§ Task brief
Reproduce each of the following rows verbatim, without any changes.

§ Listed entries
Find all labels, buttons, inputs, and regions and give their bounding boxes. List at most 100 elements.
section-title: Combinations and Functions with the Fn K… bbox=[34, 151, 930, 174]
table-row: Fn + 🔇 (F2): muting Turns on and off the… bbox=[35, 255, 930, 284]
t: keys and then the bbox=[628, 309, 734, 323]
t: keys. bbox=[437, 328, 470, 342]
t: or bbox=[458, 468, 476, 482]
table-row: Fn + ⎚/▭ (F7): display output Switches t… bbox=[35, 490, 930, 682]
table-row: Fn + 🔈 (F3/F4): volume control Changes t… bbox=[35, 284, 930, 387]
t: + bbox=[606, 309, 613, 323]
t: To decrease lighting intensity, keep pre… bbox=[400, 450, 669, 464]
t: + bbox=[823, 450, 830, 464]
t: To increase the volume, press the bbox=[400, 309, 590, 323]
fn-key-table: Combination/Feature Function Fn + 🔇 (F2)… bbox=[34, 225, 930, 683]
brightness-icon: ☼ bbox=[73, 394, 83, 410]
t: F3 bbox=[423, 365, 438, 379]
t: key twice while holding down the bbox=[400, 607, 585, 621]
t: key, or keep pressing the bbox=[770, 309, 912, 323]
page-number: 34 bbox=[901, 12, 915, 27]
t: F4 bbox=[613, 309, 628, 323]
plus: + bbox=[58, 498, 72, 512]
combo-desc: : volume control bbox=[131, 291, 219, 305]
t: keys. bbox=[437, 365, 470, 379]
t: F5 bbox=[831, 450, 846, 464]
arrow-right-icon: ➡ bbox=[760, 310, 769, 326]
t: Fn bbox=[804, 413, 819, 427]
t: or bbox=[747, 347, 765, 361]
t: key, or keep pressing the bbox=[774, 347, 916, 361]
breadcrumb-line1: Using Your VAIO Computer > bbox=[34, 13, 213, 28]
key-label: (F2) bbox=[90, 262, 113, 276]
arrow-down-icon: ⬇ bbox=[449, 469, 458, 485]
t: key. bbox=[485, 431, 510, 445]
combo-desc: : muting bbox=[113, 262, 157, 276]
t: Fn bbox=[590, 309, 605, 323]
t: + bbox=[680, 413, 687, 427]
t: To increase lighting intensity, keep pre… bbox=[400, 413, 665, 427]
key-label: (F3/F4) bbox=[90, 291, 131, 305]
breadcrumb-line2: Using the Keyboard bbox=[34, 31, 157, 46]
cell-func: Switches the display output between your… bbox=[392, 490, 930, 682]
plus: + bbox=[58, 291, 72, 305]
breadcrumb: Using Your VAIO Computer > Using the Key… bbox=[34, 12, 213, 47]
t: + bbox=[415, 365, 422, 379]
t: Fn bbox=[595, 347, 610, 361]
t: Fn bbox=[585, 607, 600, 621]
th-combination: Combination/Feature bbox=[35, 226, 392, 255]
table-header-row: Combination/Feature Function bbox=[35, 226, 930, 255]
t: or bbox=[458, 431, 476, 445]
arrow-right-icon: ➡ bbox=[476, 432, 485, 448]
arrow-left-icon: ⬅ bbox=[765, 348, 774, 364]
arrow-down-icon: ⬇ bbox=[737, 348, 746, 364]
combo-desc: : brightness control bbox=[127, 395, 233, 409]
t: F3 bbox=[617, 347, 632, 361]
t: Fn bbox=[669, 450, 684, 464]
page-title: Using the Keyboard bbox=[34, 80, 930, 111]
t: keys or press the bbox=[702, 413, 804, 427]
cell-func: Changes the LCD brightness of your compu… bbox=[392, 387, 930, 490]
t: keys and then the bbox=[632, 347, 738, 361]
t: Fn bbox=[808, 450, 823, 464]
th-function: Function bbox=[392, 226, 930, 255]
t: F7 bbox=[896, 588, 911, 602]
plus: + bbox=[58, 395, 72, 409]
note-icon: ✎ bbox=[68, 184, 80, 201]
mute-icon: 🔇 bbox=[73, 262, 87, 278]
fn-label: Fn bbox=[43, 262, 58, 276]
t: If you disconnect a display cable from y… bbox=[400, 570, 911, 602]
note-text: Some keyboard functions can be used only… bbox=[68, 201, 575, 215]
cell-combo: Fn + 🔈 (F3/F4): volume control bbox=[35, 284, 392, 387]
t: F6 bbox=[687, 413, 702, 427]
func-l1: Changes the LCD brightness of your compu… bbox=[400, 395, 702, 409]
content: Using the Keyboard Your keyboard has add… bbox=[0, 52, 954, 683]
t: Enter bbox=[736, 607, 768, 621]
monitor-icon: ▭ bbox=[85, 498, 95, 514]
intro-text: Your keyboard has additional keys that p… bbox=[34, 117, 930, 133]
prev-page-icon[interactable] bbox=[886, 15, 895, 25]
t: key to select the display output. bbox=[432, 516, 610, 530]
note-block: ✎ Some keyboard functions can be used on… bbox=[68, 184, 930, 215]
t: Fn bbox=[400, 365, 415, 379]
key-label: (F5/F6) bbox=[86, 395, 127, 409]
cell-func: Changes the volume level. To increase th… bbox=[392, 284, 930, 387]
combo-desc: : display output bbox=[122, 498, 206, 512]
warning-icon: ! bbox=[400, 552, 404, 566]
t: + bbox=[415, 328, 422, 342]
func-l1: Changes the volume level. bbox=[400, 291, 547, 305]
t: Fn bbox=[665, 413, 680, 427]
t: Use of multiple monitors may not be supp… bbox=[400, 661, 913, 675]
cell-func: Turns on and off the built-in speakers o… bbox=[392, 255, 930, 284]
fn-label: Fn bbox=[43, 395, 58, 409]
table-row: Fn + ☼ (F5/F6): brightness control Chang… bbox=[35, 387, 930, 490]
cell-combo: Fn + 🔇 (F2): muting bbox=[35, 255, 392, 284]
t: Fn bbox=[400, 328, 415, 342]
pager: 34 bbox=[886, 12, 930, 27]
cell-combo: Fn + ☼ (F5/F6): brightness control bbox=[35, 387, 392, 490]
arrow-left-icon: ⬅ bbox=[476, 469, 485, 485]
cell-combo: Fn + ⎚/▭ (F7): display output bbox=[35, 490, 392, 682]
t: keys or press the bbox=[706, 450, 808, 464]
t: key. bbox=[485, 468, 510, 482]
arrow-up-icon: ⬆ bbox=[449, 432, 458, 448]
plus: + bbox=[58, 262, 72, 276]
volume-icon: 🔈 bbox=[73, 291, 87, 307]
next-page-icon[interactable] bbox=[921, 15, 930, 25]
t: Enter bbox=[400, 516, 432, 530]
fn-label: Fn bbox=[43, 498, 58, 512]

§ Complete response
Find all labels, buttons, inputs, and regions and give their bounding boxes. List at most 100 elements.
section-title: Combinations and Functions with the Fn K… bbox=[34, 151, 930, 174]
table-row: Fn + 🔇 (F2): muting Turns on and off the… bbox=[35, 255, 930, 284]
t: keys and then the bbox=[628, 309, 734, 323]
t: keys. bbox=[437, 328, 470, 342]
t: or bbox=[458, 468, 476, 482]
table-row: Fn + ⎚/▭ (F7): display output Switches t… bbox=[35, 490, 930, 682]
table-row: Fn + 🔈 (F3/F4): volume control Changes t… bbox=[35, 284, 930, 387]
t: + bbox=[606, 309, 613, 323]
t: To decrease lighting intensity, keep pre… bbox=[400, 450, 669, 464]
t: + bbox=[823, 450, 830, 464]
t: To increase the volume, press the bbox=[400, 309, 590, 323]
fn-key-table: Combination/Feature Function Fn + 🔇 (F2)… bbox=[34, 225, 930, 683]
brightness-icon: ☼ bbox=[73, 394, 83, 410]
t: F3 bbox=[423, 365, 438, 379]
t: key twice while holding down the bbox=[400, 607, 585, 621]
t: key, or keep pressing the bbox=[770, 309, 912, 323]
page-number: 34 bbox=[901, 12, 915, 27]
t: F4 bbox=[613, 309, 628, 323]
plus: + bbox=[58, 498, 72, 512]
combo-desc: : volume control bbox=[131, 291, 219, 305]
t: keys. bbox=[437, 365, 470, 379]
t: F5 bbox=[831, 450, 846, 464]
arrow-right-icon: ➡ bbox=[760, 310, 769, 326]
t: Fn bbox=[804, 413, 819, 427]
t: or bbox=[747, 347, 765, 361]
t: key, or keep pressing the bbox=[774, 347, 916, 361]
breadcrumb-line1: Using Your VAIO Computer > bbox=[34, 13, 213, 28]
key-label: (F2) bbox=[90, 262, 113, 276]
arrow-down-icon: ⬇ bbox=[449, 469, 458, 485]
t: key. bbox=[485, 431, 510, 445]
combo-desc: : muting bbox=[113, 262, 157, 276]
t: Fn bbox=[590, 309, 605, 323]
t: + bbox=[680, 413, 687, 427]
t: To increase lighting intensity, keep pre… bbox=[400, 413, 665, 427]
key-label: (F3/F4) bbox=[90, 291, 131, 305]
breadcrumb-line2: Using the Keyboard bbox=[34, 31, 157, 46]
cell-func: Switches the display output between your… bbox=[392, 490, 930, 682]
plus: + bbox=[58, 291, 72, 305]
breadcrumb: Using Your VAIO Computer > Using the Key… bbox=[34, 12, 213, 47]
t: + bbox=[415, 365, 422, 379]
t: Fn bbox=[595, 347, 610, 361]
t: Fn bbox=[585, 607, 600, 621]
th-combination: Combination/Feature bbox=[35, 226, 392, 255]
table-header-row: Combination/Feature Function bbox=[35, 226, 930, 255]
t: or bbox=[458, 431, 476, 445]
arrow-right-icon: ➡ bbox=[476, 432, 485, 448]
arrow-left-icon: ⬅ bbox=[765, 348, 774, 364]
arrow-down-icon: ⬇ bbox=[737, 348, 746, 364]
combo-desc: : brightness control bbox=[127, 395, 233, 409]
t: F3 bbox=[617, 347, 632, 361]
t: Fn bbox=[669, 450, 684, 464]
page-title: Using the Keyboard bbox=[34, 80, 930, 111]
t: keys or press the bbox=[702, 413, 804, 427]
cell-func: Changes the LCD brightness of your compu… bbox=[392, 387, 930, 490]
t: keys and then the bbox=[632, 347, 738, 361]
t: Fn bbox=[808, 450, 823, 464]
th-function: Function bbox=[392, 226, 930, 255]
t: F7 bbox=[896, 588, 911, 602]
plus: + bbox=[58, 395, 72, 409]
note-icon: ✎ bbox=[68, 184, 80, 201]
mute-icon: 🔇 bbox=[73, 262, 87, 278]
fn-label: Fn bbox=[43, 262, 58, 276]
t: If you disconnect a display cable from y… bbox=[400, 570, 911, 602]
note-text: Some keyboard functions can be used only… bbox=[68, 201, 575, 215]
cell-combo: Fn + 🔈 (F3/F4): volume control bbox=[35, 284, 392, 387]
t: F6 bbox=[687, 413, 702, 427]
func-l1: Changes the LCD brightness of your compu… bbox=[400, 395, 702, 409]
content: Using the Keyboard Your keyboard has add… bbox=[0, 52, 954, 683]
t: Enter bbox=[736, 607, 768, 621]
monitor-icon: ▭ bbox=[85, 498, 95, 514]
intro-text: Your keyboard has additional keys that p… bbox=[34, 117, 930, 133]
prev-page-icon[interactable] bbox=[886, 15, 895, 25]
t: key to select the display output. bbox=[432, 516, 610, 530]
note-block: ✎ Some keyboard functions can be used on… bbox=[68, 184, 930, 215]
t: Fn bbox=[400, 365, 415, 379]
key-label: (F5/F6) bbox=[86, 395, 127, 409]
cell-func: Changes the volume level. To increase th… bbox=[392, 284, 930, 387]
combo-desc: : display output bbox=[122, 498, 206, 512]
warning-icon: ! bbox=[400, 552, 404, 566]
t: + bbox=[415, 328, 422, 342]
func-l1: Changes the volume level. bbox=[400, 291, 547, 305]
t: Fn bbox=[665, 413, 680, 427]
t: Use of multiple monitors may not be supp… bbox=[400, 661, 913, 675]
cell-func: Turns on and off the built-in speakers o… bbox=[392, 255, 930, 284]
fn-label: Fn bbox=[43, 395, 58, 409]
table-row: Fn + ☼ (F5/F6): brightness control Chang… bbox=[35, 387, 930, 490]
cell-combo: Fn + 🔇 (F2): muting bbox=[35, 255, 392, 284]
t: Fn bbox=[400, 328, 415, 342]
pager: 34 bbox=[886, 12, 930, 27]
cell-combo: Fn + ☼ (F5/F6): brightness control bbox=[35, 387, 392, 490]
arrow-left-icon: ⬅ bbox=[476, 469, 485, 485]
cell-combo: Fn + ⎚/▭ (F7): display output bbox=[35, 490, 392, 682]
t: keys or press the bbox=[706, 450, 808, 464]
t: key. bbox=[485, 468, 510, 482]
arrow-up-icon: ⬆ bbox=[449, 432, 458, 448]
plus: + bbox=[58, 262, 72, 276]
volume-icon: 🔈 bbox=[73, 291, 87, 307]
next-page-icon[interactable] bbox=[921, 15, 930, 25]
t: Enter bbox=[400, 516, 432, 530]
fn-label: Fn bbox=[43, 498, 58, 512]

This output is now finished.